> **Aim of the exercise**:
Each line below should be reproduced without any alteration.
BEGIN
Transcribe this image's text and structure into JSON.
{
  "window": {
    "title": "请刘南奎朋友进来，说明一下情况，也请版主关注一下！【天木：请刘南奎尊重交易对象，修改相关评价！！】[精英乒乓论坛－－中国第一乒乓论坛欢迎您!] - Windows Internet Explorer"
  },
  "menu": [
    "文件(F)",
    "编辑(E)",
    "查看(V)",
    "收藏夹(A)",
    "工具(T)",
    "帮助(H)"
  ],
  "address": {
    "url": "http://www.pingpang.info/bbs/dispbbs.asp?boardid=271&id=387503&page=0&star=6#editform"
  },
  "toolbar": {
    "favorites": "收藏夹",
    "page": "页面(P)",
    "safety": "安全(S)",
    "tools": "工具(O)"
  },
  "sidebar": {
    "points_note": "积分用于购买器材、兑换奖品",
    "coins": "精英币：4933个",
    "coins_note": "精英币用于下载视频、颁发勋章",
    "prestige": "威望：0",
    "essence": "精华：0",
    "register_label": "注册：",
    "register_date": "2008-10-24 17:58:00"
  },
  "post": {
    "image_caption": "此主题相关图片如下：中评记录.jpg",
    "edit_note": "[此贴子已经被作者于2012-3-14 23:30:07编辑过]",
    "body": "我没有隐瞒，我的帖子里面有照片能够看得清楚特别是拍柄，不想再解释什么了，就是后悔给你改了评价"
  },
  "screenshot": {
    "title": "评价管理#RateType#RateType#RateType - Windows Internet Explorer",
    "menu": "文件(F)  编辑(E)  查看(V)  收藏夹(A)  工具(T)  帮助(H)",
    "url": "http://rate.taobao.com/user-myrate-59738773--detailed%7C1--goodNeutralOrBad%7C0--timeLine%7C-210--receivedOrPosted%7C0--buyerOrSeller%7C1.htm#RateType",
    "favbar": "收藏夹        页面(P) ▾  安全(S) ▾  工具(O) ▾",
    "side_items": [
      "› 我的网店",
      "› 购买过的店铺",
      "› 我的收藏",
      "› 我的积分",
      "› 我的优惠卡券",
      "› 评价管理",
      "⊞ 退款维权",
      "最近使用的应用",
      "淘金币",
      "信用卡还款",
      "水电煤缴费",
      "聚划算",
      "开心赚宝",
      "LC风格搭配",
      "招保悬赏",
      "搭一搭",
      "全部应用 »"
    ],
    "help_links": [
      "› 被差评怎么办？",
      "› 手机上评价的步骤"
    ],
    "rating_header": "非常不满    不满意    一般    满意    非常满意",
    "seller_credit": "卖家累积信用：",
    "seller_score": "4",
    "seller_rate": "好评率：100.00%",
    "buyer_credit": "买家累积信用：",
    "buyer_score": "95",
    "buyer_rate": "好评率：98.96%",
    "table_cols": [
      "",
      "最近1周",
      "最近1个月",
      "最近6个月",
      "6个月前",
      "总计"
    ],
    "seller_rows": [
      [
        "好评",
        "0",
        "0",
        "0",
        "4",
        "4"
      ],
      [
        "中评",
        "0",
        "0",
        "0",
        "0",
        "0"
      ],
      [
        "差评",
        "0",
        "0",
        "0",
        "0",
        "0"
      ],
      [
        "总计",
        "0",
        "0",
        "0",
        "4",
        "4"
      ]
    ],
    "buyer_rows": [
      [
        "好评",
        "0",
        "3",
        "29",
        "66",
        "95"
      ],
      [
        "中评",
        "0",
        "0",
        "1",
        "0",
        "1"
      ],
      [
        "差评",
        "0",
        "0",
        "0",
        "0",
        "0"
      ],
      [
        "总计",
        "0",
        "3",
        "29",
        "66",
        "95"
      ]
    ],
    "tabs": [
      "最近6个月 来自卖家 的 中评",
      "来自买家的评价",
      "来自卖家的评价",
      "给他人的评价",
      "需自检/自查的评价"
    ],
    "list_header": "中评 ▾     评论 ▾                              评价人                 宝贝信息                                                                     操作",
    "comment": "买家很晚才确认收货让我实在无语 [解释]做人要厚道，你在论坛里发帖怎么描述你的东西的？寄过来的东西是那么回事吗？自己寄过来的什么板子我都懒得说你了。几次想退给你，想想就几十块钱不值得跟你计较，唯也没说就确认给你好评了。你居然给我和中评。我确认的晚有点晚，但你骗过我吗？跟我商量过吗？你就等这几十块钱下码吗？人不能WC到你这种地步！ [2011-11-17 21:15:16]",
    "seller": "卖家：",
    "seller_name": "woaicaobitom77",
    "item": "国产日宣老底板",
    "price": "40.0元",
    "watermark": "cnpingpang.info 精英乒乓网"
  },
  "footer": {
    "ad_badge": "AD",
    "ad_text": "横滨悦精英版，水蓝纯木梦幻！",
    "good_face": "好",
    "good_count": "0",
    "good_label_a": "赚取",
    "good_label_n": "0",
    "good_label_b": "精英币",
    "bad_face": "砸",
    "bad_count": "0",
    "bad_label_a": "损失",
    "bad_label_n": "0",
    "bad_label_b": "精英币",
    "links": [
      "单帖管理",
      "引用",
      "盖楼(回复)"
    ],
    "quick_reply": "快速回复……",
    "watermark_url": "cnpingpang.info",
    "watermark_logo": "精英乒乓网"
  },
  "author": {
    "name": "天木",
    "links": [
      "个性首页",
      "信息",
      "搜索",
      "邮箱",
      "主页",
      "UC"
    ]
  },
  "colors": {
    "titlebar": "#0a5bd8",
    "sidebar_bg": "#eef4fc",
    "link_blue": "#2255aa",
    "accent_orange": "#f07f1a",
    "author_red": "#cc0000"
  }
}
END
> **Response to the exercise**:
Transcribe this image's text and structure into JSON.
{
  "window": {
    "title": "请刘南奎朋友进来，说明一下情况，也请版主关注一下！【天木：请刘南奎尊重交易对象，修改相关评价！！】[精英乒乓论坛－－中国第一乒乓论坛欢迎您!] - Windows Internet Explorer"
  },
  "menu": [
    "文件(F)",
    "编辑(E)",
    "查看(V)",
    "收藏夹(A)",
    "工具(T)",
    "帮助(H)"
  ],
  "address": {
    "url": "http://www.pingpang.info/bbs/dispbbs.asp?boardid=271&id=387503&page=0&star=6#editform"
  },
  "toolbar": {
    "favorites": "收藏夹",
    "page": "页面(P)",
    "safety": "安全(S)",
    "tools": "工具(O)"
  },
  "sidebar": {
    "points_note": "积分用于购买器材、兑换奖品",
    "coins": "精英币：4933个",
    "coins_note": "精英币用于下载视频、颁发勋章",
    "prestige": "威望：0",
    "essence": "精华：0",
    "register_label": "注册：",
    "register_date": "2008-10-24 17:58:00"
  },
  "post": {
    "image_caption": "此主题相关图片如下：中评记录.jpg",
    "edit_note": "[此贴子已经被作者于2012-3-14 23:30:07编辑过]",
    "body": "我没有隐瞒，我的帖子里面有照片能够看得清楚特别是拍柄，不想再解释什么了，就是后悔给你改了评价"
  },
  "screenshot": {
    "title": "评价管理#RateType#RateType#RateType - Windows Internet Explorer",
    "menu": "文件(F)  编辑(E)  查看(V)  收藏夹(A)  工具(T)  帮助(H)",
    "url": "http://rate.taobao.com/user-myrate-59738773--detailed%7C1--goodNeutralOrBad%7C0--timeLine%7C-210--receivedOrPosted%7C0--buyerOrSeller%7C1.htm#RateType",
    "favbar": "收藏夹        页面(P) ▾  安全(S) ▾  工具(O) ▾",
    "side_items": [
      "› 我的网店",
      "› 购买过的店铺",
      "› 我的收藏",
      "› 我的积分",
      "› 我的优惠卡券",
      "› 评价管理",
      "⊞ 退款维权",
      "最近使用的应用",
      "淘金币",
      "信用卡还款",
      "水电煤缴费",
      "聚划算",
      "开心赚宝",
      "LC风格搭配",
      "招保悬赏",
      "搭一搭",
      "全部应用 »"
    ],
    "help_links": [
      "› 被差评怎么办？",
      "› 手机上评价的步骤"
    ],
    "rating_header": "非常不满    不满意    一般    满意    非常满意",
    "seller_credit": "卖家累积信用：",
    "seller_score": "4",
    "seller_rate": "好评率：100.00%",
    "buyer_credit": "买家累积信用：",
    "buyer_score": "95",
    "buyer_rate": "好评率：98.96%",
    "table_cols": [
      "",
      "最近1周",
      "最近1个月",
      "最近6个月",
      "6个月前",
      "总计"
    ],
    "seller_rows": [
      [
        "好评",
        "0",
        "0",
        "0",
        "4",
        "4"
      ],
      [
        "中评",
        "0",
        "0",
        "0",
        "0",
        "0"
      ],
      [
        "差评",
        "0",
        "0",
        "0",
        "0",
        "0"
      ],
      [
        "总计",
        "0",
        "0",
        "0",
        "4",
        "4"
      ]
    ],
    "buyer_rows": [
      [
        "好评",
        "0",
        "3",
        "29",
        "66",
        "95"
      ],
      [
        "中评",
        "0",
        "0",
        "1",
        "0",
        "1"
      ],
      [
        "差评",
        "0",
        "0",
        "0",
        "0",
        "0"
      ],
      [
        "总计",
        "0",
        "3",
        "29",
        "66",
        "95"
      ]
    ],
    "tabs": [
      "最近6个月 来自卖家 的 中评",
      "来自买家的评价",
      "来自卖家的评价",
      "给他人的评价",
      "需自检/自查的评价"
    ],
    "list_header": "中评 ▾     评论 ▾                              评价人                 宝贝信息                                                                     操作",
    "comment": "买家很晚才确认收货让我实在无语 [解释]做人要厚道，你在论坛里发帖怎么描述你的东西的？寄过来的东西是那么回事吗？自己寄过来的什么板子我都懒得说你了。几次想退给你，想想就几十块钱不值得跟你计较，唯也没说就确认给你好评了。你居然给我和中评。我确认的晚有点晚，但你骗过我吗？跟我商量过吗？你就等这几十块钱下码吗？人不能WC到你这种地步！ [2011-11-17 21:15:16]",
    "seller": "卖家：",
    "seller_name": "woaicaobitom77",
    "item": "国产日宣老底板",
    "price": "40.0元",
    "watermark": "cnpingpang.info 精英乒乓网"
  },
  "footer": {
    "ad_badge": "AD",
    "ad_text": "横滨悦精英版，水蓝纯木梦幻！",
    "good_face": "好",
    "good_count": "0",
    "good_label_a": "赚取",
    "good_label_n": "0",
    "good_label_b": "精英币",
    "bad_face": "砸",
    "bad_count": "0",
    "bad_label_a": "损失",
    "bad_label_n": "0",
    "bad_label_b": "精英币",
    "links": [
      "单帖管理",
      "引用",
      "盖楼(回复)"
    ],
    "quick_reply": "快速回复……",
    "watermark_url": "cnpingpang.info",
    "watermark_logo": "精英乒乓网"
  },
  "author": {
    "name": "天木",
    "links": [
      "个性首页",
      "信息",
      "搜索",
      "邮箱",
      "主页",
      "UC"
    ]
  },
  "colors": {
    "titlebar": "#0a5bd8",
    "sidebar_bg": "#eef4fc",
    "link_blue": "#2255aa",
    "accent_orange": "#f07f1a",
    "author_red": "#cc0000"
  }
}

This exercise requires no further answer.